Data records:
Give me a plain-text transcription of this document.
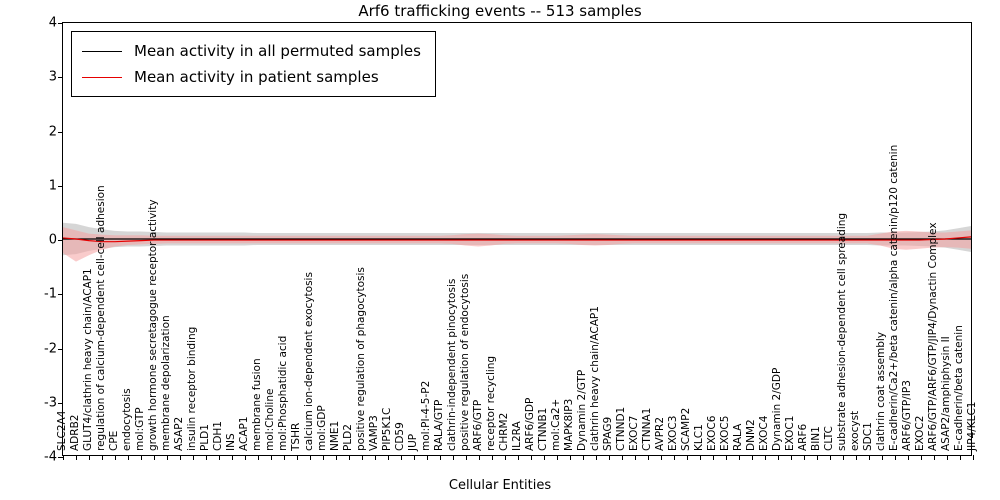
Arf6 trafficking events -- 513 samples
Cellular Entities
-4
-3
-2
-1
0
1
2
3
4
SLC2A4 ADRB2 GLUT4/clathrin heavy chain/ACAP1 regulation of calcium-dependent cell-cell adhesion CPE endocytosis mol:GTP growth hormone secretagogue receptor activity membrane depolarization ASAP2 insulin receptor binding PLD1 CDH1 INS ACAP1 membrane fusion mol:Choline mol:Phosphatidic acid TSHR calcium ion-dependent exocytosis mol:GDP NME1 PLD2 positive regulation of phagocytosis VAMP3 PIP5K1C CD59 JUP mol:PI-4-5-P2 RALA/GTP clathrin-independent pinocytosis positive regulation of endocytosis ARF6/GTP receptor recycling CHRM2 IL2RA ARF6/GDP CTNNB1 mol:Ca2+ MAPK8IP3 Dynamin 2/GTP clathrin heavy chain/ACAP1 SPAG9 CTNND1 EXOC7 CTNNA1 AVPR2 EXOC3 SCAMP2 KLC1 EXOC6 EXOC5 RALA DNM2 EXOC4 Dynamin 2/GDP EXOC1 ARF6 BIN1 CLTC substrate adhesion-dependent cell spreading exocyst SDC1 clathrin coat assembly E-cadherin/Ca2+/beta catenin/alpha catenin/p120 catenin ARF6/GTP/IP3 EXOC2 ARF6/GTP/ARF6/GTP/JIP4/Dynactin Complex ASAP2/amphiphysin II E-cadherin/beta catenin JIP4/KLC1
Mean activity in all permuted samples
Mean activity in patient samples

- WHAT YOU NEED TO DO:
Check each line of the records for "Mean" and copy the ones that contain it.

- RESULT FOR THIS TASK:
Mean activity in all permuted samples
Mean activity in patient samples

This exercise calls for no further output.